● Document section:

● ● ● ● ● ● ●

Many of the drinking water wells in the region—open-topped reservoirs, sometimes lined with brick, sometimes just a hole in the earth—stand in or near the rice paddies where agrochemicals are used.

“No one really knows what the chemical is or if it is multiple chemicals,” said Jayasundara.

 
He has teamed up with Professor Lee Ferguson, an analytical chemist with Duke’s Department of Civil and Environmental Engineering, to assess samples taken from hundreds of wells in Sri Lanka.

“Really cutting-edge analytical chemistry work by the Ferguson lab is finding that drinking water in these regions carries a heavy chemical burden, contaminated with a multitude of kidney-toxic compounds,” said Jayasundara. “Our ongoing work is teasing apart the culprit based on toxicity assays in the lab as well as looking into why chemicals tend to stay longer than they should in the drinking water in these regions.” The natural hardness of the local water likely plays a role in the formation of longer-lasting compounds.

“The other hypothesis is that it’s nothing to do with agrochemicals,” he said. “It’s these farmers who work in really hot, humid conditions. They’re dehydrated, and that’s damaging the nephrons, and accumulated damage over time is what’s causing kidney damage. There’s no clear evidence yet on either hypothesis to say it’s one or the other.”

● ● ● ● ● ● ●

● Given records:
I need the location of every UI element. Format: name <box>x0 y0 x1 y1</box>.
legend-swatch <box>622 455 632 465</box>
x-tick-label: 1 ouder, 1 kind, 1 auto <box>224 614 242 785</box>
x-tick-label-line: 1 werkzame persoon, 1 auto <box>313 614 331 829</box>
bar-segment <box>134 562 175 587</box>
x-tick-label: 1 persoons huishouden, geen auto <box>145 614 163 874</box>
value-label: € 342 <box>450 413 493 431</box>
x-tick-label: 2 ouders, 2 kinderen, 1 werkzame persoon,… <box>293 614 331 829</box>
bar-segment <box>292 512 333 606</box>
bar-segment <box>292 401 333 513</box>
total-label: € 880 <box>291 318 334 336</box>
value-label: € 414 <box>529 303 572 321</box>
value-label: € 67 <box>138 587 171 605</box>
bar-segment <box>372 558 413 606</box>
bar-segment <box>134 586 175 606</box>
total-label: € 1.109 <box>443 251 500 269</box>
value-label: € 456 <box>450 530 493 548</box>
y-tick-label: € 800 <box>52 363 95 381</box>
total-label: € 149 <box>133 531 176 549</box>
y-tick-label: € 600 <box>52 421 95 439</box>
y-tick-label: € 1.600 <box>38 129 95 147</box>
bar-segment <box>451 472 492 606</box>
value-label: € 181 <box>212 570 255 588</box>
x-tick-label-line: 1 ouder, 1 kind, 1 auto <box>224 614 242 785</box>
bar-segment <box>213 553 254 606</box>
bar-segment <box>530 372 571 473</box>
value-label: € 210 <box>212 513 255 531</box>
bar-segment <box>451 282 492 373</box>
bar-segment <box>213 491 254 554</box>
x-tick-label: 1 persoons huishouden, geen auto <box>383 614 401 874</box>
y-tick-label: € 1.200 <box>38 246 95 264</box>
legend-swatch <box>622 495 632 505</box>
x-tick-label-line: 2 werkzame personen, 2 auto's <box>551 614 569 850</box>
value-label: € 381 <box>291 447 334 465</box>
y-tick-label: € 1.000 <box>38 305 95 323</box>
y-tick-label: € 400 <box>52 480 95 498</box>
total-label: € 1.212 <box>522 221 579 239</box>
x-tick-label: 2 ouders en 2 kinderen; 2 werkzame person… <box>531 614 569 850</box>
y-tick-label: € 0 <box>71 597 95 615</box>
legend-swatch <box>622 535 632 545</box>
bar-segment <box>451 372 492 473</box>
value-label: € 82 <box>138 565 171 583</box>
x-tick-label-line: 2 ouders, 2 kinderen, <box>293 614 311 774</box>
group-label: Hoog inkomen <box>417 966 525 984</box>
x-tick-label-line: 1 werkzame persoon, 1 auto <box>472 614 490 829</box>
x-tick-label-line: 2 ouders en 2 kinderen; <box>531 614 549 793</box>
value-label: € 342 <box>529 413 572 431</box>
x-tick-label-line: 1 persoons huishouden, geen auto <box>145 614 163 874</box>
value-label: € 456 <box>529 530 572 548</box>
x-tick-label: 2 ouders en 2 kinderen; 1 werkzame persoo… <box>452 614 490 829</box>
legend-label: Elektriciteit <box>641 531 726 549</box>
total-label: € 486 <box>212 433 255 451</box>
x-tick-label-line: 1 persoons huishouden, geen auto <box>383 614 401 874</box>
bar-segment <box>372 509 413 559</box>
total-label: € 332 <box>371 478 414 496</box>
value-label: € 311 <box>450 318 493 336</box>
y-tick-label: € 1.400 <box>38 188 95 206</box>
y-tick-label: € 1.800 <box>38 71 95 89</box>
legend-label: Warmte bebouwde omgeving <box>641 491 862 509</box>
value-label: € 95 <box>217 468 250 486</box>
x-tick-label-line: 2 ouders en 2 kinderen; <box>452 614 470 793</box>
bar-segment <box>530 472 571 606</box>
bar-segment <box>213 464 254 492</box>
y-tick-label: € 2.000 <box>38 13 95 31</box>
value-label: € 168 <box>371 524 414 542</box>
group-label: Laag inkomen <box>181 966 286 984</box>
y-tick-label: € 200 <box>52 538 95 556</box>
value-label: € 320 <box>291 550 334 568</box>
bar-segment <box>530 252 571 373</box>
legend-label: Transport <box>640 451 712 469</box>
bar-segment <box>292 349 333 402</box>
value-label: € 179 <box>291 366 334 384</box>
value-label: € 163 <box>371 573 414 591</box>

● ● ● ● ● ● ●

● What is needed:
Which people, labs, and academic departments does the passage on Sri Lanka's drinking water wells name? Answer from the passage alone.

● Response to this exercise:
- Jayasundara
- Professor Lee Ferguson
- Duke's Department of Civil and Environmental Engineering
- the Ferguson lab